__Exercise brief__. The entries below are to be written out again without alteration.

__Supplied entries__.
________

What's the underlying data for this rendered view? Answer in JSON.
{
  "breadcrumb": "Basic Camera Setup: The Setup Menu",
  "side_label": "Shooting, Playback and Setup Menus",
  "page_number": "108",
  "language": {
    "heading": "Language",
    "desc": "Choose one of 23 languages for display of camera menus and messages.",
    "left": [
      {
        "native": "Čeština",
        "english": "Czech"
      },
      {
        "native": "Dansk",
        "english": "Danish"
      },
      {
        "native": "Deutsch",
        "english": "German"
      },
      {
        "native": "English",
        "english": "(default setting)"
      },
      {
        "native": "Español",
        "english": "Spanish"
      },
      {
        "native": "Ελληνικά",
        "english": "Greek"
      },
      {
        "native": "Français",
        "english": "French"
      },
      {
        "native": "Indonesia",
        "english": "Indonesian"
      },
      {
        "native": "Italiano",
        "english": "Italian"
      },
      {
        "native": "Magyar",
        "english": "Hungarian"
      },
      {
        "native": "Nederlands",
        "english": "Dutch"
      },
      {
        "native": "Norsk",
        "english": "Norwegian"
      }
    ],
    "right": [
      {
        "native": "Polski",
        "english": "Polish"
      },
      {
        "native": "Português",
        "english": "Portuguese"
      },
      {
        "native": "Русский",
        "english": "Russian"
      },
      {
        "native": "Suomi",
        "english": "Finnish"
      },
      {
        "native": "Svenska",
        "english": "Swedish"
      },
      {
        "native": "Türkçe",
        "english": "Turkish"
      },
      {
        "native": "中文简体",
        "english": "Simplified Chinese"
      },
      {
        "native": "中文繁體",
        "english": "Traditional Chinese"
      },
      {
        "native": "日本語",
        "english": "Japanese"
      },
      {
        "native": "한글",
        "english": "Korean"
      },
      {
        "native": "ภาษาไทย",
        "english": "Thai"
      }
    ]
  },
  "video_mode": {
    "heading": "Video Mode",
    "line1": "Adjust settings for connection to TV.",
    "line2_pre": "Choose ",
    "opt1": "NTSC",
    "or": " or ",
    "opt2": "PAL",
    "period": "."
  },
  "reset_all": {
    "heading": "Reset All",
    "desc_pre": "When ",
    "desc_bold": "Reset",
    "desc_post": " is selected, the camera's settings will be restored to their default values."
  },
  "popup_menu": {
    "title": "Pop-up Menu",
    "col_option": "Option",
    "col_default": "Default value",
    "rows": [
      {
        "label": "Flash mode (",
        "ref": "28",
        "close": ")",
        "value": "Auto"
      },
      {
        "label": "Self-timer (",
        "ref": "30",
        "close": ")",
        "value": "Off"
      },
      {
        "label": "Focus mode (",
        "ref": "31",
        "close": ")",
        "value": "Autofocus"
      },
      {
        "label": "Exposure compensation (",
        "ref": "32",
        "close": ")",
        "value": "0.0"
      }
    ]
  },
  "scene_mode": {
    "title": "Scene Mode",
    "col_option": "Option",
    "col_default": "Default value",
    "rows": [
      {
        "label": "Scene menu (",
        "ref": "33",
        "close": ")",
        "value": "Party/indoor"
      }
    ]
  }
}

________

__Written answer__.
What's the underlying data for this rendered view? Answer in JSON.
{
  "breadcrumb": "Basic Camera Setup: The Setup Menu",
  "side_label": "Shooting, Playback and Setup Menus",
  "page_number": "108",
  "language": {
    "heading": "Language",
    "desc": "Choose one of 23 languages for display of camera menus and messages.",
    "left": [
      {
        "native": "Čeština",
        "english": "Czech"
      },
      {
        "native": "Dansk",
        "english": "Danish"
      },
      {
        "native": "Deutsch",
        "english": "German"
      },
      {
        "native": "English",
        "english": "(default setting)"
      },
      {
        "native": "Español",
        "english": "Spanish"
      },
      {
        "native": "Ελληνικά",
        "english": "Greek"
      },
      {
        "native": "Français",
        "english": "French"
      },
      {
        "native": "Indonesia",
        "english": "Indonesian"
      },
      {
        "native": "Italiano",
        "english": "Italian"
      },
      {
        "native": "Magyar",
        "english": "Hungarian"
      },
      {
        "native": "Nederlands",
        "english": "Dutch"
      },
      {
        "native": "Norsk",
        "english": "Norwegian"
      }
    ],
    "right": [
      {
        "native": "Polski",
        "english": "Polish"
      },
      {
        "native": "Português",
        "english": "Portuguese"
      },
      {
        "native": "Русский",
        "english": "Russian"
      },
      {
        "native": "Suomi",
        "english": "Finnish"
      },
      {
        "native": "Svenska",
        "english": "Swedish"
      },
      {
        "native": "Türkçe",
        "english": "Turkish"
      },
      {
        "native": "中文简体",
        "english": "Simplified Chinese"
      },
      {
        "native": "中文繁體",
        "english": "Traditional Chinese"
      },
      {
        "native": "日本語",
        "english": "Japanese"
      },
      {
        "native": "한글",
        "english": "Korean"
      },
      {
        "native": "ภาษาไทย",
        "english": "Thai"
      }
    ]
  },
  "video_mode": {
    "heading": "Video Mode",
    "line1": "Adjust settings for connection to TV.",
    "line2_pre": "Choose ",
    "opt1": "NTSC",
    "or": " or ",
    "opt2": "PAL",
    "period": "."
  },
  "reset_all": {
    "heading": "Reset All",
    "desc_pre": "When ",
    "desc_bold": "Reset",
    "desc_post": " is selected, the camera's settings will be restored to their default values."
  },
  "popup_menu": {
    "title": "Pop-up Menu",
    "col_option": "Option",
    "col_default": "Default value",
    "rows": [
      {
        "label": "Flash mode (",
        "ref": "28",
        "close": ")",
        "value": "Auto"
      },
      {
        "label": "Self-timer (",
        "ref": "30",
        "close": ")",
        "value": "Off"
      },
      {
        "label": "Focus mode (",
        "ref": "31",
        "close": ")",
        "value": "Autofocus"
      },
      {
        "label": "Exposure compensation (",
        "ref": "32",
        "close": ")",
        "value": "0.0"
      }
    ]
  },
  "scene_mode": {
    "title": "Scene Mode",
    "col_option": "Option",
    "col_default": "Default value",
    "rows": [
      {
        "label": "Scene menu (",
        "ref": "33",
        "close": ")",
        "value": "Party/indoor"
      }
    ]
  }
}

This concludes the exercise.